__RECORDS PROVIDED__.
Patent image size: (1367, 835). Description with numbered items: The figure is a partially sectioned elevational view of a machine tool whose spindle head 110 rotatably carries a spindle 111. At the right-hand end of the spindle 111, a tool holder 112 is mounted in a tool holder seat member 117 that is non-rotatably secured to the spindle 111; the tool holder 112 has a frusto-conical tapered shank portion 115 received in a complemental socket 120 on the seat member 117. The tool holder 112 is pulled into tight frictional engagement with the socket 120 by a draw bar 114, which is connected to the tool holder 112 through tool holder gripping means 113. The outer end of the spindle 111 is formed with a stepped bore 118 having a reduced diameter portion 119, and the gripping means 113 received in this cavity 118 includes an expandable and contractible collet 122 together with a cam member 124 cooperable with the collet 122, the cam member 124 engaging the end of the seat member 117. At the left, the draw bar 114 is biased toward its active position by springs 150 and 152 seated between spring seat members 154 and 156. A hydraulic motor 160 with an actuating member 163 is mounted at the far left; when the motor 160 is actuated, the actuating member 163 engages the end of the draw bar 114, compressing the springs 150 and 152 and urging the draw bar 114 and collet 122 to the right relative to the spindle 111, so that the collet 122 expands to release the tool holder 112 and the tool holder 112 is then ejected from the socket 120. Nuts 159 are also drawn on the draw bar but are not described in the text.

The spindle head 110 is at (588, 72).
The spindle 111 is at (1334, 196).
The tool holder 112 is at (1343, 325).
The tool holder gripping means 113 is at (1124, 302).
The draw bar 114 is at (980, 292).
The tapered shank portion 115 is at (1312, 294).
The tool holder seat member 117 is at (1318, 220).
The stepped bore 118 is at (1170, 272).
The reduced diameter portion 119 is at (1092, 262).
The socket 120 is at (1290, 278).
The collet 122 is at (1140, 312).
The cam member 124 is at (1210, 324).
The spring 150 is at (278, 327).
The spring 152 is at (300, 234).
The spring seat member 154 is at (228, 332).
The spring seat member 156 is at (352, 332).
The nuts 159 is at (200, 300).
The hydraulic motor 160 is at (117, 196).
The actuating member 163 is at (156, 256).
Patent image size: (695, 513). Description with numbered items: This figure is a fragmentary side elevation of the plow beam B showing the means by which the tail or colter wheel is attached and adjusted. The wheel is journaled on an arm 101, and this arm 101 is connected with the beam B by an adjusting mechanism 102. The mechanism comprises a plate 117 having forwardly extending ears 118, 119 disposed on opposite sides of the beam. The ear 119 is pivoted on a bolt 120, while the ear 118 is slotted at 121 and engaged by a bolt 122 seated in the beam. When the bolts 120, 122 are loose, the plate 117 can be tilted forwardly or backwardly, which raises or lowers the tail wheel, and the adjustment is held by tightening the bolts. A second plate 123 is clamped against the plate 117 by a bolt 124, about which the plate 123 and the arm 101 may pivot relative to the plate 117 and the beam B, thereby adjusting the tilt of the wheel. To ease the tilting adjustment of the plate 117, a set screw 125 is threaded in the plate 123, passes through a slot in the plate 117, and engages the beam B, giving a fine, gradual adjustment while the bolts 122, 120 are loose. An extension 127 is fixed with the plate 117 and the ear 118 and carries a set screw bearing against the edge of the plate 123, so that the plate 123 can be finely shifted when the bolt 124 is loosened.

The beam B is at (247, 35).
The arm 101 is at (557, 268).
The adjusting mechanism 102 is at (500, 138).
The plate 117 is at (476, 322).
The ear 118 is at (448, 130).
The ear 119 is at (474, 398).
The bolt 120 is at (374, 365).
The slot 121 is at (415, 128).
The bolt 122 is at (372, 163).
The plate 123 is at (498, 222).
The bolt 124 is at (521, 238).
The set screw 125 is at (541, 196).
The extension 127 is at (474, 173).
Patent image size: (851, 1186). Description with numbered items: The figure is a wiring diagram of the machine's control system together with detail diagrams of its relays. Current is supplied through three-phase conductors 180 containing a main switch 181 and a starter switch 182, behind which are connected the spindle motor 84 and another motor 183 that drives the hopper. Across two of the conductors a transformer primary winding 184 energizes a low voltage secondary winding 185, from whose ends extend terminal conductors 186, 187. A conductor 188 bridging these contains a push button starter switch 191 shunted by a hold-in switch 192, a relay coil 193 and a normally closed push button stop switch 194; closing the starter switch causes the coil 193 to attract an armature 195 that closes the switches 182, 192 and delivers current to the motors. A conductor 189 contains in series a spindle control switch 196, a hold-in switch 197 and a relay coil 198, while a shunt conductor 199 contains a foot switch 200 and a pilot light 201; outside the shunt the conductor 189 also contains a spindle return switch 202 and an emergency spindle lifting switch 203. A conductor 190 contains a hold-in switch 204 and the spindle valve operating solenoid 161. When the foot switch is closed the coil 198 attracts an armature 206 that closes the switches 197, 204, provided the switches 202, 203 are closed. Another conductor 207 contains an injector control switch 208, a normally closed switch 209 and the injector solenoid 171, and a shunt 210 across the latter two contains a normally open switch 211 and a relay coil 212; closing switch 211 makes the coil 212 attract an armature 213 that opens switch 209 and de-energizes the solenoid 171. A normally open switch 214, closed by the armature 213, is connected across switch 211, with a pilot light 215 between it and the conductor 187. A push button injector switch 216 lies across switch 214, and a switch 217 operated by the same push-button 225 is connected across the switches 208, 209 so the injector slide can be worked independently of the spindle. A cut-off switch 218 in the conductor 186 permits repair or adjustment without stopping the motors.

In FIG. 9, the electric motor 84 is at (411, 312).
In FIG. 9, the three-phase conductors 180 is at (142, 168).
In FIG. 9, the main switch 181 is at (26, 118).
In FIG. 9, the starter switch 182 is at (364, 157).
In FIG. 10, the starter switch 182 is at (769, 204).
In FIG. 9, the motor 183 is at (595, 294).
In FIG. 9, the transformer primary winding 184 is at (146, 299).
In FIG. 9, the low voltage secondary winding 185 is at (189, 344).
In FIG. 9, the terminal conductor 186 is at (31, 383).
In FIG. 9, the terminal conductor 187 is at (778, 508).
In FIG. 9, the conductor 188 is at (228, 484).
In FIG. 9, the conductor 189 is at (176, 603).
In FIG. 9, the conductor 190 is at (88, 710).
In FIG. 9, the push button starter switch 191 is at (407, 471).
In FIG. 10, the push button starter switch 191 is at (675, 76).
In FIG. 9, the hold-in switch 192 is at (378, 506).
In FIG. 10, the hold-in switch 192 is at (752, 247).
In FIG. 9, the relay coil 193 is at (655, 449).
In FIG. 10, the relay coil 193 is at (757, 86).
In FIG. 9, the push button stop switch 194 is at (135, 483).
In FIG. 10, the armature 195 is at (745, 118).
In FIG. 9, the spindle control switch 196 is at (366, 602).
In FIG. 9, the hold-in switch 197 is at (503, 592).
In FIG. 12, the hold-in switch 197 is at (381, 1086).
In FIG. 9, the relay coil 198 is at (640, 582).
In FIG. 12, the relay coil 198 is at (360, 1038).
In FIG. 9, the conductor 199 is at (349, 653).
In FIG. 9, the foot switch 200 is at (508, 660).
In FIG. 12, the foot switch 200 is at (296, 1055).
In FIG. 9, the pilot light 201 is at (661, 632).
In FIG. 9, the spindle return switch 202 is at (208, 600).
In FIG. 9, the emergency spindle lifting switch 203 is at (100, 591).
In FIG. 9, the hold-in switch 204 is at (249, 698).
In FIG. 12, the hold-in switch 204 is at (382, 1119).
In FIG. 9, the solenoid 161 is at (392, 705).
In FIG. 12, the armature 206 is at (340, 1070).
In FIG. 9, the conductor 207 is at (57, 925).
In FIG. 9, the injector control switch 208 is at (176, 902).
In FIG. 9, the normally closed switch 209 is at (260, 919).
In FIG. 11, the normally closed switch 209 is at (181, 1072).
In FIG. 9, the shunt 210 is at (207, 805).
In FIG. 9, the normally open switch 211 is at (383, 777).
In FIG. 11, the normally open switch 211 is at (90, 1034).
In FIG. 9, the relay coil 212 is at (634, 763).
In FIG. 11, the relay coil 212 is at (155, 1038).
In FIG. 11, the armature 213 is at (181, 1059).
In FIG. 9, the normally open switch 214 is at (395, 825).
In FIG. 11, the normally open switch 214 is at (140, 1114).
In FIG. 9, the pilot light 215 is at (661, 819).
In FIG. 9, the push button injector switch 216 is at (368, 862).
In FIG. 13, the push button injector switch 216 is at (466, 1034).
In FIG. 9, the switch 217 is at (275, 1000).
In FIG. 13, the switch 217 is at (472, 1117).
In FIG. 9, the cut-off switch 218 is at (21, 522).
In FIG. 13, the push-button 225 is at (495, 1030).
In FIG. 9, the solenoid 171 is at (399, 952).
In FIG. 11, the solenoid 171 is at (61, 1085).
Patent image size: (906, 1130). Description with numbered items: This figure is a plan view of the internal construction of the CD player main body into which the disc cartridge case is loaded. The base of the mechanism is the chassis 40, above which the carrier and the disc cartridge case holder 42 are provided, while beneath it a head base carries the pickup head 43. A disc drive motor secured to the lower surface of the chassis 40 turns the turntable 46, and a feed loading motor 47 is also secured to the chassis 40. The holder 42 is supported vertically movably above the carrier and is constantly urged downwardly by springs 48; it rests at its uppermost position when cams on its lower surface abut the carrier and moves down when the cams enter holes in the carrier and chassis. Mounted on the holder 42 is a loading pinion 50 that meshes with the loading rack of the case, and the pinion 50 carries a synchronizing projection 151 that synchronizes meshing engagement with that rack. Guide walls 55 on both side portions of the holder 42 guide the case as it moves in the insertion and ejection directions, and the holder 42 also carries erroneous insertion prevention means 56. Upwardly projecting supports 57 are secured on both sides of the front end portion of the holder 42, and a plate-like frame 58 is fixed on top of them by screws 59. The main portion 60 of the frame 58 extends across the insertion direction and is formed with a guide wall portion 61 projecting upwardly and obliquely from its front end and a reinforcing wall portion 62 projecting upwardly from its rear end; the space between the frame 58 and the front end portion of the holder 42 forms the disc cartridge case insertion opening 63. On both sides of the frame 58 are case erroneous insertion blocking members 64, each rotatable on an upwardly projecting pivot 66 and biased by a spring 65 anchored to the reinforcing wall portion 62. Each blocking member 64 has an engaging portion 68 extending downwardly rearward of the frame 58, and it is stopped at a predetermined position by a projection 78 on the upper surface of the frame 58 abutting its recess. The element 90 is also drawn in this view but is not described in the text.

__PROBLEM STATEMENT__. Write out the items from the very start down through the line that contains "The stepped bore 118 is at (1170, 272).", switching "partially sectioned" to "partly cut-away" and leaving everything else the same. Give only those lines.

__EXERCISE ANSWER__.
Patent image size: (1367, 835). Description with numbered items: The figure is a partly cut-away elevational view of a machine tool whose spindle head 110 rotatably carries a spindle 111. At the right-hand end of the spindle 111, a tool holder 112 is mounted in a tool holder seat member 117 that is non-rotatably secured to the spindle 111; the tool holder 112 has a frusto-conical tapered shank portion 115 received in a complemental socket 120 on the seat member 117. The tool holder 112 is pulled into tight frictional engagement with the socket 120 by a draw bar 114, which is connected to the tool holder 112 through tool holder gripping means 113. The outer end of the spindle 111 is formed with a stepped bore 118 having a reduced diameter portion 119, and the gripping means 113 received in this cavity 118 includes an expandable and contractible collet 122 together with a cam member 124 cooperable with the collet 122, the cam member 124 engaging the end of the seat member 117. At the left, the draw bar 114 is biased toward its active position by springs 150 and 152 seated between spring seat members 154 and 156. A hydraulic motor 160 with an actuating member 163 is mounted at the far left; when the motor 160 is actuated, the actuating member 163 engages the end of the draw bar 114, compressing the springs 150 and 152 and urging the draw bar 114 and collet 122 to the right relative to the spindle 111, so that the collet 122 expands to release the tool holder 112 and the tool holder 112 is then ejected from the socket 120. Nuts 159 are also drawn on the draw bar but are not described in the text.

The spindle head 110 is at (588, 72).
The spindle 111 is at (1334, 196).
The tool holder 112 is at (1343, 325).
The tool holder gripping means 113 is at (1124, 302).
The draw bar 114 is at (980, 292).
The tapered shank portion 115 is at (1312, 294).
The tool holder seat member 117 is at (1318, 220).
The stepped bore 118 is at (1170, 272).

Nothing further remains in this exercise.